| Exercise instructions |
Write out the material again exactly, please, and omit the pictures.

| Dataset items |
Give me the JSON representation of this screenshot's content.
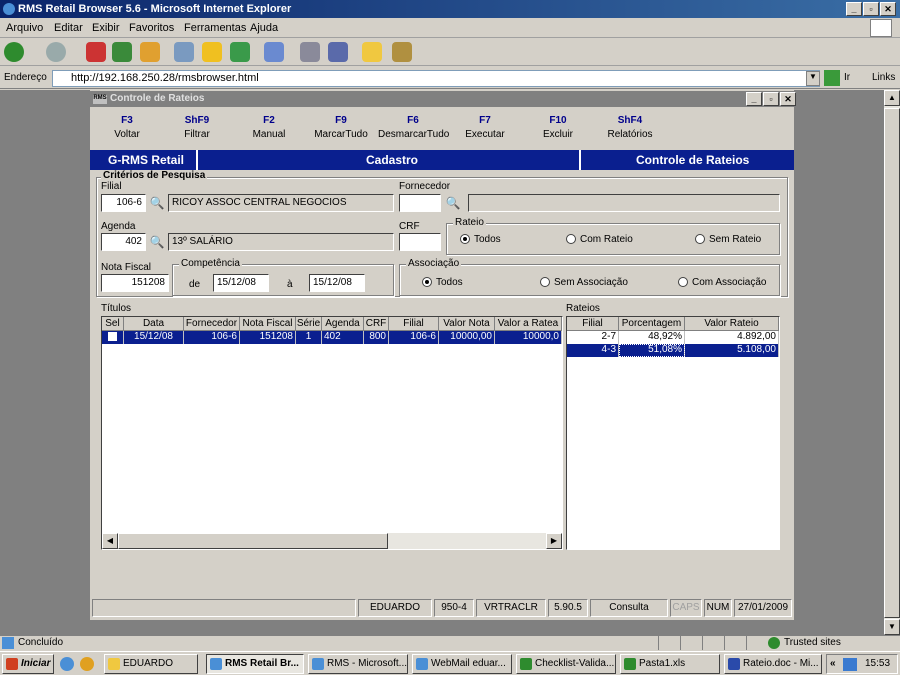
{
  "ie": {
    "title": "RMS Retail Browser 5.6 - Microsoft Internet Explorer",
    "menu": [
      "Arquivo",
      "Editar",
      "Exibir",
      "Favoritos",
      "Ferramentas",
      "Ajuda"
    ],
    "address_label": "Endereço",
    "address_url": "http://192.168.250.28/rmsbrowser.html",
    "go_label": "Ir",
    "links_label": "Links",
    "status_text": "Concluído",
    "zone_text": "Trusted sites"
  },
  "rms": {
    "title": "Controle de Rateios",
    "fkeys": [
      {
        "key": "F3",
        "label": "Voltar"
      },
      {
        "key": "ShF9",
        "label": "Filtrar"
      },
      {
        "key": "F2",
        "label": "Manual"
      },
      {
        "key": "F9",
        "label": "MarcarTudo"
      },
      {
        "key": "F6",
        "label": "DesmarcarTudo"
      },
      {
        "key": "F7",
        "label": "Executar"
      },
      {
        "key": "F10",
        "label": "Excluir"
      },
      {
        "key": "ShF4",
        "label": "Relatórios"
      }
    ],
    "band": {
      "left": "G-RMS Retail",
      "center": "Cadastro",
      "right": "Controle de Rateios"
    },
    "criteria_title": "Critérios de Pesquisa",
    "filial_label": "Filial",
    "filial_code": "106-6",
    "filial_name": "RICOY ASSOC CENTRAL NEGOCIOS",
    "fornecedor_label": "Fornecedor",
    "fornecedor_code": "",
    "fornecedor_name": "",
    "agenda_label": "Agenda",
    "agenda_code": "402",
    "agenda_name": "13º SALÁRIO",
    "crf_label": "CRF",
    "crf_value": "",
    "rateio_label": "Rateio",
    "rateio_options": [
      "Todos",
      "Com Rateio",
      "Sem Rateio"
    ],
    "nota_label": "Nota Fiscal",
    "nota_value": "151208",
    "competencia_label": "Competência",
    "de_label": "de",
    "date_from": "15/12/08",
    "a_label": "à",
    "date_to": "15/12/08",
    "associacao_label": "Associação",
    "associacao_options": [
      "Todos",
      "Sem Associação",
      "Com Associação"
    ],
    "titulos_label": "Títulos",
    "titulos_columns": [
      "Sel",
      "Data",
      "Fornecedor",
      "Nota Fiscal",
      "Série",
      "Agenda",
      "CRF",
      "Filial",
      "Valor Nota",
      "Valor a Ratea"
    ],
    "titulos_rows": [
      [
        "",
        "15/12/08",
        "106-6",
        "151208",
        "1",
        "402",
        "800",
        "106-6",
        "10000,00",
        "10000,0"
      ]
    ],
    "rateios_label": "Rateios",
    "rateios_columns": [
      "Filial",
      "Porcentagem",
      "Valor Rateio"
    ],
    "rateios_rows": [
      [
        "2-7",
        "48,92%",
        "4.892,00"
      ],
      [
        "4-3",
        "51,08%",
        "5.108,00"
      ]
    ],
    "status": [
      "EDUARDO",
      "950-4",
      "VRTRACLR",
      "5.90.5",
      "Consulta",
      "CAPS",
      "NUM",
      "27/01/2009"
    ]
  },
  "taskbar": {
    "start": "Iniciar",
    "tasks": [
      "EDUARDO",
      "RMS Retail Br...",
      "RMS - Microsoft...",
      "WebMail eduar...",
      "Checklist-Valida...",
      "Pasta1.xls",
      "Rateio.doc - Mi..."
    ],
    "tray_time": "15:53"
  }
}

| Response to this exercise |
Give me the JSON representation of this screenshot's content.
{
  "ie": {
    "title": "RMS Retail Browser 5.6 - Microsoft Internet Explorer",
    "menu": [
      "Arquivo",
      "Editar",
      "Exibir",
      "Favoritos",
      "Ferramentas",
      "Ajuda"
    ],
    "address_label": "Endereço",
    "address_url": "http://192.168.250.28/rmsbrowser.html",
    "go_label": "Ir",
    "links_label": "Links",
    "status_text": "Concluído",
    "zone_text": "Trusted sites"
  },
  "rms": {
    "title": "Controle de Rateios",
    "fkeys": [
      {
        "key": "F3",
        "label": "Voltar"
      },
      {
        "key": "ShF9",
        "label": "Filtrar"
      },
      {
        "key": "F2",
        "label": "Manual"
      },
      {
        "key": "F9",
        "label": "MarcarTudo"
      },
      {
        "key": "F6",
        "label": "DesmarcarTudo"
      },
      {
        "key": "F7",
        "label": "Executar"
      },
      {
        "key": "F10",
        "label": "Excluir"
      },
      {
        "key": "ShF4",
        "label": "Relatórios"
      }
    ],
    "band": {
      "left": "G-RMS Retail",
      "center": "Cadastro",
      "right": "Controle de Rateios"
    },
    "criteria_title": "Critérios de Pesquisa",
    "filial_label": "Filial",
    "filial_code": "106-6",
    "filial_name": "RICOY ASSOC CENTRAL NEGOCIOS",
    "fornecedor_label": "Fornecedor",
    "fornecedor_code": "",
    "fornecedor_name": "",
    "agenda_label": "Agenda",
    "agenda_code": "402",
    "agenda_name": "13º SALÁRIO",
    "crf_label": "CRF",
    "crf_value": "",
    "rateio_label": "Rateio",
    "rateio_options": [
      "Todos",
      "Com Rateio",
      "Sem Rateio"
    ],
    "nota_label": "Nota Fiscal",
    "nota_value": "151208",
    "competencia_label": "Competência",
    "de_label": "de",
    "date_from": "15/12/08",
    "a_label": "à",
    "date_to": "15/12/08",
    "associacao_label": "Associação",
    "associacao_options": [
      "Todos",
      "Sem Associação",
      "Com Associação"
    ],
    "titulos_label": "Títulos",
    "titulos_columns": [
      "Sel",
      "Data",
      "Fornecedor",
      "Nota Fiscal",
      "Série",
      "Agenda",
      "CRF",
      "Filial",
      "Valor Nota",
      "Valor a Ratea"
    ],
    "titulos_rows": [
      [
        "",
        "15/12/08",
        "106-6",
        "151208",
        "1",
        "402",
        "800",
        "106-6",
        "10000,00",
        "10000,0"
      ]
    ],
    "rateios_label": "Rateios",
    "rateios_columns": [
      "Filial",
      "Porcentagem",
      "Valor Rateio"
    ],
    "rateios_rows": [
      [
        "2-7",
        "48,92%",
        "4.892,00"
      ],
      [
        "4-3",
        "51,08%",
        "5.108,00"
      ]
    ],
    "status": [
      "EDUARDO",
      "950-4",
      "VRTRACLR",
      "5.90.5",
      "Consulta",
      "CAPS",
      "NUM",
      "27/01/2009"
    ]
  },
  "taskbar": {
    "start": "Iniciar",
    "tasks": [
      "EDUARDO",
      "RMS Retail Br...",
      "RMS - Microsoft...",
      "WebMail eduar...",
      "Checklist-Valida...",
      "Pasta1.xls",
      "Rateio.doc - Mi..."
    ],
    "tray_time": "15:53"
  }
}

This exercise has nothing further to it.